### Stated task:
Extract the full set of records, then give each one again exactly.

### Rows from a dataset:
══════════════════════════════

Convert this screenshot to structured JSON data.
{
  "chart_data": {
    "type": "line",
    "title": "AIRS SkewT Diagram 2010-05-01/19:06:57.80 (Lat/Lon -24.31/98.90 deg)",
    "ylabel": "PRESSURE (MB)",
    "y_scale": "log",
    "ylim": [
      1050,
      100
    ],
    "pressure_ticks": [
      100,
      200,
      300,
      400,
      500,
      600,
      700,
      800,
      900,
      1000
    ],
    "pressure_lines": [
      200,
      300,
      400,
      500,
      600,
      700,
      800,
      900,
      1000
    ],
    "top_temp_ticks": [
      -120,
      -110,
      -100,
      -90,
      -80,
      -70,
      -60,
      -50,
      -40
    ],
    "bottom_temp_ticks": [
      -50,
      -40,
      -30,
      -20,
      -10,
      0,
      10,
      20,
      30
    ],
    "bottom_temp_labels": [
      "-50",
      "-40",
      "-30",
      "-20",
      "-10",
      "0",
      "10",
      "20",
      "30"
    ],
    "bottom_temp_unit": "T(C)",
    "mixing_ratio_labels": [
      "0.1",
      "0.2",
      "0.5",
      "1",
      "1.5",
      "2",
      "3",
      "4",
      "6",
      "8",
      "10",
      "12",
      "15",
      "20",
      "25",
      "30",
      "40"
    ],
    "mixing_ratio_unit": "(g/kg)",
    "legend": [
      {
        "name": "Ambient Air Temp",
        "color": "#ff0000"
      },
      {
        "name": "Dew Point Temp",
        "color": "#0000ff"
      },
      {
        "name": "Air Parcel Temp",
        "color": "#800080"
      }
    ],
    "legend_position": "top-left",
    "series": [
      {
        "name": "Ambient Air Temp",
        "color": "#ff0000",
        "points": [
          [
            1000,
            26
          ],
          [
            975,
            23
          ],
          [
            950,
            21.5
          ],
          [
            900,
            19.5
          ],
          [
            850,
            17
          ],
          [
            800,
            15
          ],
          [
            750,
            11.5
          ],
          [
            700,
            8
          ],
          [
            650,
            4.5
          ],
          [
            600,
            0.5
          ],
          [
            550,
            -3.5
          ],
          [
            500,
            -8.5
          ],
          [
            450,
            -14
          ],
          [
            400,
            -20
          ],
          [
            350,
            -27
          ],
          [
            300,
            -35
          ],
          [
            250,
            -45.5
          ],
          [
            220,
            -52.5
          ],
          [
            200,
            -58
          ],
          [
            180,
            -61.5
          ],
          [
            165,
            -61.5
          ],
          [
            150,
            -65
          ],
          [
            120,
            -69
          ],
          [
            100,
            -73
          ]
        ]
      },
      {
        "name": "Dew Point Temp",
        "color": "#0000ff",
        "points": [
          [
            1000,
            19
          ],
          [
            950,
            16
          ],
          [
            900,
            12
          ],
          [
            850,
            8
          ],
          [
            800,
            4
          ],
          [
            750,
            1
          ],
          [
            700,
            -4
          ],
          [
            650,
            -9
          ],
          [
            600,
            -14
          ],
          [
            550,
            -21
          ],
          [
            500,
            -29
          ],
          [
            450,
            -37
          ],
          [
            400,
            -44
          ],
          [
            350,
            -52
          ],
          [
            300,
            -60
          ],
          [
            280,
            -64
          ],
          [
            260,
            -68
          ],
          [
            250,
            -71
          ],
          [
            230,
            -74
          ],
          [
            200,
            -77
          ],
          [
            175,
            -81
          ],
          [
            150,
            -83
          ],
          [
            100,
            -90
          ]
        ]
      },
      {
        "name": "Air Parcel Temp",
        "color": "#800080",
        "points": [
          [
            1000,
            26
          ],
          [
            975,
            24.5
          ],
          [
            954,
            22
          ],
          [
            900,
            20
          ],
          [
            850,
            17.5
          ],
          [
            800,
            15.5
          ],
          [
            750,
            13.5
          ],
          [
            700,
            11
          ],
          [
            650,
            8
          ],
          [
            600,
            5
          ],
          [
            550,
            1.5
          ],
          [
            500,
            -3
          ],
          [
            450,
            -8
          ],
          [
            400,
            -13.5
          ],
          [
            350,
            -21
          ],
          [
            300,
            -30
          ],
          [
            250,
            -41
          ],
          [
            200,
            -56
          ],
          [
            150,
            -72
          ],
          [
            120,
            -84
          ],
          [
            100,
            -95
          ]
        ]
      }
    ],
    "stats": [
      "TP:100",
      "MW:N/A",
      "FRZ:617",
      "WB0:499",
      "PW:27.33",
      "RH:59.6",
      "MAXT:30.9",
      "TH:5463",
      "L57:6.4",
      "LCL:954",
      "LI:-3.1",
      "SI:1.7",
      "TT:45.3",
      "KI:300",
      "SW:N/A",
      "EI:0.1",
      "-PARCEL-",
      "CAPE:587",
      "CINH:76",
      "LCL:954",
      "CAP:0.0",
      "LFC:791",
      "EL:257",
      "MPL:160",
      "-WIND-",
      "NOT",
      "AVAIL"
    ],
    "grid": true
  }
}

══════════════════════════════

### The reply:
Convert this screenshot to structured JSON data.
{
  "chart_data": {
    "type": "line",
    "title": "AIRS SkewT Diagram 2010-05-01/19:06:57.80 (Lat/Lon -24.31/98.90 deg)",
    "ylabel": "PRESSURE (MB)",
    "y_scale": "log",
    "ylim": [
      1050,
      100
    ],
    "pressure_ticks": [
      100,
      200,
      300,
      400,
      500,
      600,
      700,
      800,
      900,
      1000
    ],
    "pressure_lines": [
      200,
      300,
      400,
      500,
      600,
      700,
      800,
      900,
      1000
    ],
    "top_temp_ticks": [
      -120,
      -110,
      -100,
      -90,
      -80,
      -70,
      -60,
      -50,
      -40
    ],
    "bottom_temp_ticks": [
      -50,
      -40,
      -30,
      -20,
      -10,
      0,
      10,
      20,
      30
    ],
    "bottom_temp_labels": [
      "-50",
      "-40",
      "-30",
      "-20",
      "-10",
      "0",
      "10",
      "20",
      "30"
    ],
    "bottom_temp_unit": "T(C)",
    "mixing_ratio_labels": [
      "0.1",
      "0.2",
      "0.5",
      "1",
      "1.5",
      "2",
      "3",
      "4",
      "6",
      "8",
      "10",
      "12",
      "15",
      "20",
      "25",
      "30",
      "40"
    ],
    "mixing_ratio_unit": "(g/kg)",
    "legend": [
      {
        "name": "Ambient Air Temp",
        "color": "#ff0000"
      },
      {
        "name": "Dew Point Temp",
        "color": "#0000ff"
      },
      {
        "name": "Air Parcel Temp",
        "color": "#800080"
      }
    ],
    "legend_position": "top-left",
    "series": [
      {
        "name": "Ambient Air Temp",
        "color": "#ff0000",
        "points": [
          [
            1000,
            26
          ],
          [
            975,
            23
          ],
          [
            950,
            21.5
          ],
          [
            900,
            19.5
          ],
          [
            850,
            17
          ],
          [
            800,
            15
          ],
          [
            750,
            11.5
          ],
          [
            700,
            8
          ],
          [
            650,
            4.5
          ],
          [
            600,
            0.5
          ],
          [
            550,
            -3.5
          ],
          [
            500,
            -8.5
          ],
          [
            450,
            -14
          ],
          [
            400,
            -20
          ],
          [
            350,
            -27
          ],
          [
            300,
            -35
          ],
          [
            250,
            -45.5
          ],
          [
            220,
            -52.5
          ],
          [
            200,
            -58
          ],
          [
            180,
            -61.5
          ],
          [
            165,
            -61.5
          ],
          [
            150,
            -65
          ],
          [
            120,
            -69
          ],
          [
            100,
            -73
          ]
        ]
      },
      {
        "name": "Dew Point Temp",
        "color": "#0000ff",
        "points": [
          [
            1000,
            19
          ],
          [
            950,
            16
          ],
          [
            900,
            12
          ],
          [
            850,
            8
          ],
          [
            800,
            4
          ],
          [
            750,
            1
          ],
          [
            700,
            -4
          ],
          [
            650,
            -9
          ],
          [
            600,
            -14
          ],
          [
            550,
            -21
          ],
          [
            500,
            -29
          ],
          [
            450,
            -37
          ],
          [
            400,
            -44
          ],
          [
            350,
            -52
          ],
          [
            300,
            -60
          ],
          [
            280,
            -64
          ],
          [
            260,
            -68
          ],
          [
            250,
            -71
          ],
          [
            230,
            -74
          ],
          [
            200,
            -77
          ],
          [
            175,
            -81
          ],
          [
            150,
            -83
          ],
          [
            100,
            -90
          ]
        ]
      },
      {
        "name": "Air Parcel Temp",
        "color": "#800080",
        "points": [
          [
            1000,
            26
          ],
          [
            975,
            24.5
          ],
          [
            954,
            22
          ],
          [
            900,
            20
          ],
          [
            850,
            17.5
          ],
          [
            800,
            15.5
          ],
          [
            750,
            13.5
          ],
          [
            700,
            11
          ],
          [
            650,
            8
          ],
          [
            600,
            5
          ],
          [
            550,
            1.5
          ],
          [
            500,
            -3
          ],
          [
            450,
            -8
          ],
          [
            400,
            -13.5
          ],
          [
            350,
            -21
          ],
          [
            300,
            -30
          ],
          [
            250,
            -41
          ],
          [
            200,
            -56
          ],
          [
            150,
            -72
          ],
          [
            120,
            -84
          ],
          [
            100,
            -95
          ]
        ]
      }
    ],
    "stats": [
      "TP:100",
      "MW:N/A",
      "FRZ:617",
      "WB0:499",
      "PW:27.33",
      "RH:59.6",
      "MAXT:30.9",
      "TH:5463",
      "L57:6.4",
      "LCL:954",
      "LI:-3.1",
      "SI:1.7",
      "TT:45.3",
      "KI:300",
      "SW:N/A",
      "EI:0.1",
      "-PARCEL-",
      "CAPE:587",
      "CINH:76",
      "LCL:954",
      "CAP:0.0",
      "LFC:791",
      "EL:257",
      "MPL:160",
      "-WIND-",
      "NOT",
      "AVAIL"
    ],
    "grid": true
  }
}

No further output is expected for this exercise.